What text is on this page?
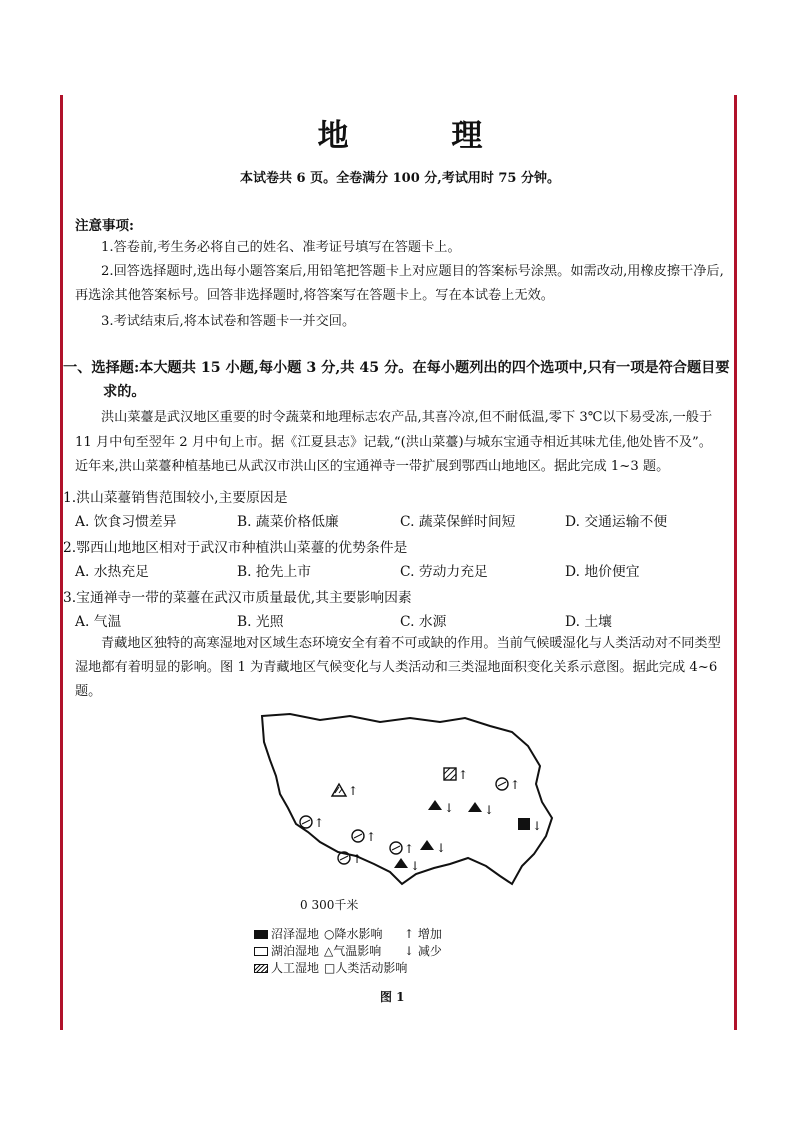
地 理
本试卷共 6 页。全卷满分 100 分,考试用时 75 分钟。
注意事项:
1.答卷前,考生务必将自己的姓名、准考证号填写在答题卡上。
2.回答选择题时,选出每小题答案后,用铅笔把答题卡上对应题目的答案标号涂黑。如需改动,用橡皮擦干净后,再选涂其他答案标号。回答非选择题时,将答案写在答题卡上。写在本试卷上无效。
3.考试结束后,将本试卷和答题卡一并交回。
一、选择题:本大题共 15 小题,每小题 3 分,共 45 分。在每小题列出的四个选项中,只有一项是符合题目要
求的。
洪山菜薹是武汉地区重要的时令蔬菜和地理标志农产品,其喜冷凉,但不耐低温,零下 3℃以下易受冻,一般于 11 月中旬至翌年 2 月中旬上市。据《江夏县志》记载,“(洪山菜薹)与城东宝通寺相近其味尤佳,他处皆不及”。近年来,洪山菜薹种植基地已从武汉市洪山区的宝通禅寺一带扩展到鄂西山地地区。据此完成 1~3 题。
1.洪山菜薹销售范围较小,主要原因是
A. 饮食习惯差异	B. 蔬菜价格低廉	C. 蔬菜保鲜时间短	D. 交通运输不便
2.鄂西山地地区相对于武汉市种植洪山菜薹的优势条件是
A. 水热充足	B. 抢先上市	C. 劳动力充足	D. 地价便宜
3.宝通禅寺一带的菜薹在武汉市质量最优,其主要影响因素
A. 气温	B. 光照	C. 水源	D. 土壤
青藏地区独特的高寒湿地对区域生态环境安全有着不可或缺的作用。当前气候暖湿化与人类活动对不同类型湿地都有着明显的影响。图 1 为青藏地区气候变化与人类活动和三类湿地面积变化关系示意图。据此完成 4~6 题。
↑
↑
↑
↓ ↓
↓
↑
↑
↑ ↓
↓
↑
0 300千米
沼泽湿地 ○降水影响 ↑ 增加
湖泊湿地 △气温影响 ↓ 减少
人工湿地 □人类活动影响
图 1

----------

» What is asked: Copy the records above exactly, omitting every picture.

» Finished task:
What text is on this page?
地 理
本试卷共 6 页。全卷满分 100 分,考试用时 75 分钟。
注意事项:
1.答卷前,考生务必将自己的姓名、准考证号填写在答题卡上。
2.回答选择题时,选出每小题答案后,用铅笔把答题卡上对应题目的答案标号涂黑。如需改动,用橡皮擦干净后,再选涂其他答案标号。回答非选择题时,将答案写在答题卡上。写在本试卷上无效。
3.考试结束后,将本试卷和答题卡一并交回。
一、选择题:本大题共 15 小题,每小题 3 分,共 45 分。在每小题列出的四个选项中,只有一项是符合题目要
求的。
洪山菜薹是武汉地区重要的时令蔬菜和地理标志农产品,其喜冷凉,但不耐低温,零下 3℃以下易受冻,一般于 11 月中旬至翌年 2 月中旬上市。据《江夏县志》记载,“(洪山菜薹)与城东宝通寺相近其味尤佳,他处皆不及”。近年来,洪山菜薹种植基地已从武汉市洪山区的宝通禅寺一带扩展到鄂西山地地区。据此完成 1~3 题。
1.洪山菜薹销售范围较小,主要原因是
A. 饮食习惯差异	B. 蔬菜价格低廉	C. 蔬菜保鲜时间短	D. 交通运输不便
2.鄂西山地地区相对于武汉市种植洪山菜薹的优势条件是
A. 水热充足	B. 抢先上市	C. 劳动力充足	D. 地价便宜
3.宝通禅寺一带的菜薹在武汉市质量最优,其主要影响因素
A. 气温	B. 光照	C. 水源	D. 土壤
青藏地区独特的高寒湿地对区域生态环境安全有着不可或缺的作用。当前气候暖湿化与人类活动对不同类型湿地都有着明显的影响。图 1 为青藏地区气候变化与人类活动和三类湿地面积变化关系示意图。据此完成 4~6 题。
↑
↑
↑
↓ ↓
↓
↑
↑
↑ ↓
↓
↑
0 300千米
沼泽湿地 ○降水影响 ↑ 增加
湖泊湿地 △气温影响 ↓ 减少
人工湿地 □人类活动影响
图 1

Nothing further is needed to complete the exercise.